• **Job**: Send back the entries below exactly as they appear.

---

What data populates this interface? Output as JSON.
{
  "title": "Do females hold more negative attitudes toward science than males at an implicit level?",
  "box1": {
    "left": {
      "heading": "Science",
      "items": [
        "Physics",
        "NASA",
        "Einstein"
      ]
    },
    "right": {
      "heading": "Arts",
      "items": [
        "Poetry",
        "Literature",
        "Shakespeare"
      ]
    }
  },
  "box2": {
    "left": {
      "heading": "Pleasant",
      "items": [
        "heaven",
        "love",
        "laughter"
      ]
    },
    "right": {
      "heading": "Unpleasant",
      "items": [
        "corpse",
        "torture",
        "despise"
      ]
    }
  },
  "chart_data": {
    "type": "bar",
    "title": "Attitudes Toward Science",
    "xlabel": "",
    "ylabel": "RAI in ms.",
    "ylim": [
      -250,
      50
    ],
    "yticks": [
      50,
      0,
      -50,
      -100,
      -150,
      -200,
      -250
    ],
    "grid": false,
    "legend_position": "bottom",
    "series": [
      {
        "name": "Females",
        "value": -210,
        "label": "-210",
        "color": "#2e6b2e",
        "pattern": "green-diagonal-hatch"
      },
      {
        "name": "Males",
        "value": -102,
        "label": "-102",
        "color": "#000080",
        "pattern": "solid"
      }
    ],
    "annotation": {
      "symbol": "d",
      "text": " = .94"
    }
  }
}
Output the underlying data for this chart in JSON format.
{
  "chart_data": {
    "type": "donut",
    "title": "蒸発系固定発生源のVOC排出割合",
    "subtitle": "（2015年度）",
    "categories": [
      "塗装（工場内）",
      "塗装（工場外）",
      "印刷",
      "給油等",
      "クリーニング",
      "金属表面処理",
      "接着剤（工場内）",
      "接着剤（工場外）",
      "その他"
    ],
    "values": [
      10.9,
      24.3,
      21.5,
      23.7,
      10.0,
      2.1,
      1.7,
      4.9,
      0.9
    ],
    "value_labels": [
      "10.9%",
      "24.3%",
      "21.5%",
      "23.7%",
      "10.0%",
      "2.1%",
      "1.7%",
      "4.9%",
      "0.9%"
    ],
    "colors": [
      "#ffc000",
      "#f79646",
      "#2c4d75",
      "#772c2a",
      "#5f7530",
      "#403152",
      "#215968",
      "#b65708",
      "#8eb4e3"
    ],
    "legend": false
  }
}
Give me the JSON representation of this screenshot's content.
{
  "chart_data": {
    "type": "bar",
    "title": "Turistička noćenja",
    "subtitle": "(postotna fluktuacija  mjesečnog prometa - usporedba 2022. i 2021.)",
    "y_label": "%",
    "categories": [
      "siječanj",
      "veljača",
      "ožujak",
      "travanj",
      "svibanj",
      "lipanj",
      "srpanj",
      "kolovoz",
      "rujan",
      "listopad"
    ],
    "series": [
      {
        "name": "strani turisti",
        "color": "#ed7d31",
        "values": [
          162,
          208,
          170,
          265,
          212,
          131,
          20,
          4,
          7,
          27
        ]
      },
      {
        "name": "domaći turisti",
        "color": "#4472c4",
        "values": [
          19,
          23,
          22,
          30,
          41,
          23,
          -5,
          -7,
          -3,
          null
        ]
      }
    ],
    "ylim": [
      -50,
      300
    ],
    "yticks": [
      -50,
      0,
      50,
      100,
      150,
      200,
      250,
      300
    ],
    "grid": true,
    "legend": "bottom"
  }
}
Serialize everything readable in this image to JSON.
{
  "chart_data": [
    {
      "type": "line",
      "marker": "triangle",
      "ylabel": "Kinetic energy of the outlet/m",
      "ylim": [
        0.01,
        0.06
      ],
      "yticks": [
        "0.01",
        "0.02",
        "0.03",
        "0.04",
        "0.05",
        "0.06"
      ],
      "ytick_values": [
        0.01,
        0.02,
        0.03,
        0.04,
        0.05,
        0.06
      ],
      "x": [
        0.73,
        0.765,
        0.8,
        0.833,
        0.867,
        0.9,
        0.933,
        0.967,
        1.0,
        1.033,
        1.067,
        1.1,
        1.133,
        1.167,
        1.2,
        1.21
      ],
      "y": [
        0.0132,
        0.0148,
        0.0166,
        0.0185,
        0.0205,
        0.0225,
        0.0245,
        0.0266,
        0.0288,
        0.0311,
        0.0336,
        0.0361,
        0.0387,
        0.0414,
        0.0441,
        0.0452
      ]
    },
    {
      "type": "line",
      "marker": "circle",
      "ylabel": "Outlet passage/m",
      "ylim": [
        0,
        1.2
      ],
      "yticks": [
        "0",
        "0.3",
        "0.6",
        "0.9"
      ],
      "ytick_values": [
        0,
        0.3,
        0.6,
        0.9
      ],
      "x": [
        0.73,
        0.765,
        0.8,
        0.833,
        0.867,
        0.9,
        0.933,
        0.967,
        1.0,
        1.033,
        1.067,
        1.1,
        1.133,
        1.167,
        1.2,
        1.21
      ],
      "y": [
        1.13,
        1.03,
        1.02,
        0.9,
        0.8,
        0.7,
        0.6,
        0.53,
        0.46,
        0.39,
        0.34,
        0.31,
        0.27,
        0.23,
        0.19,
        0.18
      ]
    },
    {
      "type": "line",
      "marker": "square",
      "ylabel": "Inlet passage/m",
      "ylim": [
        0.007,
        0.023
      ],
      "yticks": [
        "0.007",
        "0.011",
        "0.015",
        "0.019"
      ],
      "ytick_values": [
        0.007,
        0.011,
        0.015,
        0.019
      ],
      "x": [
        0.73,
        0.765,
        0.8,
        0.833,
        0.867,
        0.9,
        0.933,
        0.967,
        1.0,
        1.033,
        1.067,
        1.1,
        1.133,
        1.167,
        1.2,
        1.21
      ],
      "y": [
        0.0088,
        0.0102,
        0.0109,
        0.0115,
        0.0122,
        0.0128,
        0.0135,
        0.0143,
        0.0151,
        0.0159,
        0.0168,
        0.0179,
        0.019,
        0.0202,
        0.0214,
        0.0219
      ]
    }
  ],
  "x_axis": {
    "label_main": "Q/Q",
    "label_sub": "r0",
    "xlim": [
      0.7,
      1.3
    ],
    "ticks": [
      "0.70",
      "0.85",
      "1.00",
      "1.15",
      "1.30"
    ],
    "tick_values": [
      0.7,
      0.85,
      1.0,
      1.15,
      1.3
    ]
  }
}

---

• **Task answer**:
What data populates this interface? Output as JSON.
{
  "title": "Do females hold more negative attitudes toward science than males at an implicit level?",
  "box1": {
    "left": {
      "heading": "Science",
      "items": [
        "Physics",
        "NASA",
        "Einstein"
      ]
    },
    "right": {
      "heading": "Arts",
      "items": [
        "Poetry",
        "Literature",
        "Shakespeare"
      ]
    }
  },
  "box2": {
    "left": {
      "heading": "Pleasant",
      "items": [
        "heaven",
        "love",
        "laughter"
      ]
    },
    "right": {
      "heading": "Unpleasant",
      "items": [
        "corpse",
        "torture",
        "despise"
      ]
    }
  },
  "chart_data": {
    "type": "bar",
    "title": "Attitudes Toward Science",
    "xlabel": "",
    "ylabel": "RAI in ms.",
    "ylim": [
      -250,
      50
    ],
    "yticks": [
      50,
      0,
      -50,
      -100,
      -150,
      -200,
      -250
    ],
    "grid": false,
    "legend_position": "bottom",
    "series": [
      {
        "name": "Females",
        "value": -210,
        "label": "-210",
        "color": "#2e6b2e",
        "pattern": "green-diagonal-hatch"
      },
      {
        "name": "Males",
        "value": -102,
        "label": "-102",
        "color": "#000080",
        "pattern": "solid"
      }
    ],
    "annotation": {
      "symbol": "d",
      "text": " = .94"
    }
  }
}
Output the underlying data for this chart in JSON format.
{
  "chart_data": {
    "type": "donut",
    "title": "蒸発系固定発生源のVOC排出割合",
    "subtitle": "（2015年度）",
    "categories": [
      "塗装（工場内）",
      "塗装（工場外）",
      "印刷",
      "給油等",
      "クリーニング",
      "金属表面処理",
      "接着剤（工場内）",
      "接着剤（工場外）",
      "その他"
    ],
    "values": [
      10.9,
      24.3,
      21.5,
      23.7,
      10.0,
      2.1,
      1.7,
      4.9,
      0.9
    ],
    "value_labels": [
      "10.9%",
      "24.3%",
      "21.5%",
      "23.7%",
      "10.0%",
      "2.1%",
      "1.7%",
      "4.9%",
      "0.9%"
    ],
    "colors": [
      "#ffc000",
      "#f79646",
      "#2c4d75",
      "#772c2a",
      "#5f7530",
      "#403152",
      "#215968",
      "#b65708",
      "#8eb4e3"
    ],
    "legend": false
  }
}
Give me the JSON representation of this screenshot's content.
{
  "chart_data": {
    "type": "bar",
    "title": "Turistička noćenja",
    "subtitle": "(postotna fluktuacija  mjesečnog prometa - usporedba 2022. i 2021.)",
    "y_label": "%",
    "categories": [
      "siječanj",
      "veljača",
      "ožujak",
      "travanj",
      "svibanj",
      "lipanj",
      "srpanj",
      "kolovoz",
      "rujan",
      "listopad"
    ],
    "series": [
      {
        "name": "strani turisti",
        "color": "#ed7d31",
        "values": [
          162,
          208,
          170,
          265,
          212,
          131,
          20,
          4,
          7,
          27
        ]
      },
      {
        "name": "domaći turisti",
        "color": "#4472c4",
        "values": [
          19,
          23,
          22,
          30,
          41,
          23,
          -5,
          -7,
          -3,
          null
        ]
      }
    ],
    "ylim": [
      -50,
      300
    ],
    "yticks": [
      -50,
      0,
      50,
      100,
      150,
      200,
      250,
      300
    ],
    "grid": true,
    "legend": "bottom"
  }
}
Serialize everything readable in this image to JSON.
{
  "chart_data": [
    {
      "type": "line",
      "marker": "triangle",
      "ylabel": "Kinetic energy of the outlet/m",
      "ylim": [
        0.01,
        0.06
      ],
      "yticks": [
        "0.01",
        "0.02",
        "0.03",
        "0.04",
        "0.05",
        "0.06"
      ],
      "ytick_values": [
        0.01,
        0.02,
        0.03,
        0.04,
        0.05,
        0.06
      ],
      "x": [
        0.73,
        0.765,
        0.8,
        0.833,
        0.867,
        0.9,
        0.933,
        0.967,
        1.0,
        1.033,
        1.067,
        1.1,
        1.133,
        1.167,
        1.2,
        1.21
      ],
      "y": [
        0.0132,
        0.0148,
        0.0166,
        0.0185,
        0.0205,
        0.0225,
        0.0245,
        0.0266,
        0.0288,
        0.0311,
        0.0336,
        0.0361,
        0.0387,
        0.0414,
        0.0441,
        0.0452
      ]
    },
    {
      "type": "line",
      "marker": "circle",
      "ylabel": "Outlet passage/m",
      "ylim": [
        0,
        1.2
      ],
      "yticks": [
        "0",
        "0.3",
        "0.6",
        "0.9"
      ],
      "ytick_values": [
        0,
        0.3,
        0.6,
        0.9
      ],
      "x": [
        0.73,
        0.765,
        0.8,
        0.833,
        0.867,
        0.9,
        0.933,
        0.967,
        1.0,
        1.033,
        1.067,
        1.1,
        1.133,
        1.167,
        1.2,
        1.21
      ],
      "y": [
        1.13,
        1.03,
        1.02,
        0.9,
        0.8,
        0.7,
        0.6,
        0.53,
        0.46,
        0.39,
        0.34,
        0.31,
        0.27,
        0.23,
        0.19,
        0.18
      ]
    },
    {
      "type": "line",
      "marker": "square",
      "ylabel": "Inlet passage/m",
      "ylim": [
        0.007,
        0.023
      ],
      "yticks": [
        "0.007",
        "0.011",
        "0.015",
        "0.019"
      ],
      "ytick_values": [
        0.007,
        0.011,
        0.015,
        0.019
      ],
      "x": [
        0.73,
        0.765,
        0.8,
        0.833,
        0.867,
        0.9,
        0.933,
        0.967,
        1.0,
        1.033,
        1.067,
        1.1,
        1.133,
        1.167,
        1.2,
        1.21
      ],
      "y": [
        0.0088,
        0.0102,
        0.0109,
        0.0115,
        0.0122,
        0.0128,
        0.0135,
        0.0143,
        0.0151,
        0.0159,
        0.0168,
        0.0179,
        0.019,
        0.0202,
        0.0214,
        0.0219
      ]
    }
  ],
  "x_axis": {
    "label_main": "Q/Q",
    "label_sub": "r0",
    "xlim": [
      0.7,
      1.3
    ],
    "ticks": [
      "0.70",
      "0.85",
      "1.00",
      "1.15",
      "1.30"
    ],
    "tick_values": [
      0.7,
      0.85,
      1.0,
      1.15,
      1.3
    ]
  }
}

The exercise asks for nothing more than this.